▶ [PASSAGE TO READ]:
BEGIN

Diphya simoni is a species of spider in the family Tetragnathidae. It is endemic to South Africa and is commonly known as Simon's Diphya web spider.

==Distribution==
Diphya simoni is found across five South African provinces: Eastern Cape, KwaZulu-Natal, Mpumalanga, North West, and Western Cape. The species has been recorded from numerous locations including Kruger National Park, Table Mountain National Park, and various sites along the Eastern Cape coast.

==Habitat and ecology==
The species inhabits Grassland and Savanna biomes at altitudes ranging from 418 to 2,826 m. Specimens have been collected low in grasses using sweep nets.

A photograph documented D. simoni constructing a small vertical orb-web in dead wood at Klapmuts in the Western Cape.

==Description==

The abdomen is stout and rounded, pale to dark with a pattern. The legs are long and slender with the front legs longer than the others.

END

▶ [STUDY QUESTIONS]:
1) Answer these questions using the passage on Diphya simoni:
(a) In how many South African provinces is the species found?
(b) What range of altitudes does the species inhabit?
(c) At what place was the species photographed building a small vertical orb-web?
2) Extend the passage on Diphya simoni, starting after its final sentence about the legs.

▶ [EXTRACTED MATERIAL]:
BEGIN

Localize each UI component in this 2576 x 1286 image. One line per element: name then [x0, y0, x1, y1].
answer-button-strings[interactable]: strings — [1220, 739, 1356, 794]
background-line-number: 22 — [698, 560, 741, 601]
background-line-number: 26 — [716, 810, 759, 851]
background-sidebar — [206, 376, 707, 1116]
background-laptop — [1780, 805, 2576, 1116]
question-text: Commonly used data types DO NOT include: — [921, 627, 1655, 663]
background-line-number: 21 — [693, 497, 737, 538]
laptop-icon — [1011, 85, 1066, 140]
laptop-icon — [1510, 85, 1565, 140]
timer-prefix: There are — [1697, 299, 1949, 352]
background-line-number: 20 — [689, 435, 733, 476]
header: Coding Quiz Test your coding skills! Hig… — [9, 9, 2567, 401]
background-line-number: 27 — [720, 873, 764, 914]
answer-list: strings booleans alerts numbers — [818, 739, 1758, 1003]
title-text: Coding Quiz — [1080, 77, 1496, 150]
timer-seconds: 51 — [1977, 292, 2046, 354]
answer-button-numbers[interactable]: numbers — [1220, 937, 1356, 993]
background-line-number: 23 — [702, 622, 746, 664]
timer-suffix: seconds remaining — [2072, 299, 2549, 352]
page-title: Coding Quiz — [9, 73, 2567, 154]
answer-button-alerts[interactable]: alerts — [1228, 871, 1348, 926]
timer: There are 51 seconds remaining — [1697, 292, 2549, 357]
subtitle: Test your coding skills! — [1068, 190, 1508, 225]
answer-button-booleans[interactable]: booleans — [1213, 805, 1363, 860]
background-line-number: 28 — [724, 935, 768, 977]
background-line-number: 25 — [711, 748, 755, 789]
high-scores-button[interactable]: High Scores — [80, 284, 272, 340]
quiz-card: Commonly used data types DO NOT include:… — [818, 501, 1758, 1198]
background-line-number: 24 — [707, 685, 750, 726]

END

▶ [LIST OF ANSWERS]:
1)
(a) Five
(b) From 418 to 2,826 m
(c) Klapmuts in the Western Cape

2)
The species can be recognized by an anterior row of stiff inflexible setae on the tibia and metatarsi I and II. The male palp features a spine-like cymbial outgrowth.

==Conservation==
Diphya simoni is listed as Least Concern by the South African National Biodiversity Institute. Although presently known only from females, the species has a wide geographical range. It is protected in Kruger National Park and Table Mountain National Park.

==Taxonomy==
The species was originally described by Hans Kauri in 1950 from Kruger National Park. It was redescribed by Marusik in 2017 and by Omelko, Marusik and Lyle in 2020, who synonymized Diphya tanikawai with D. simoni.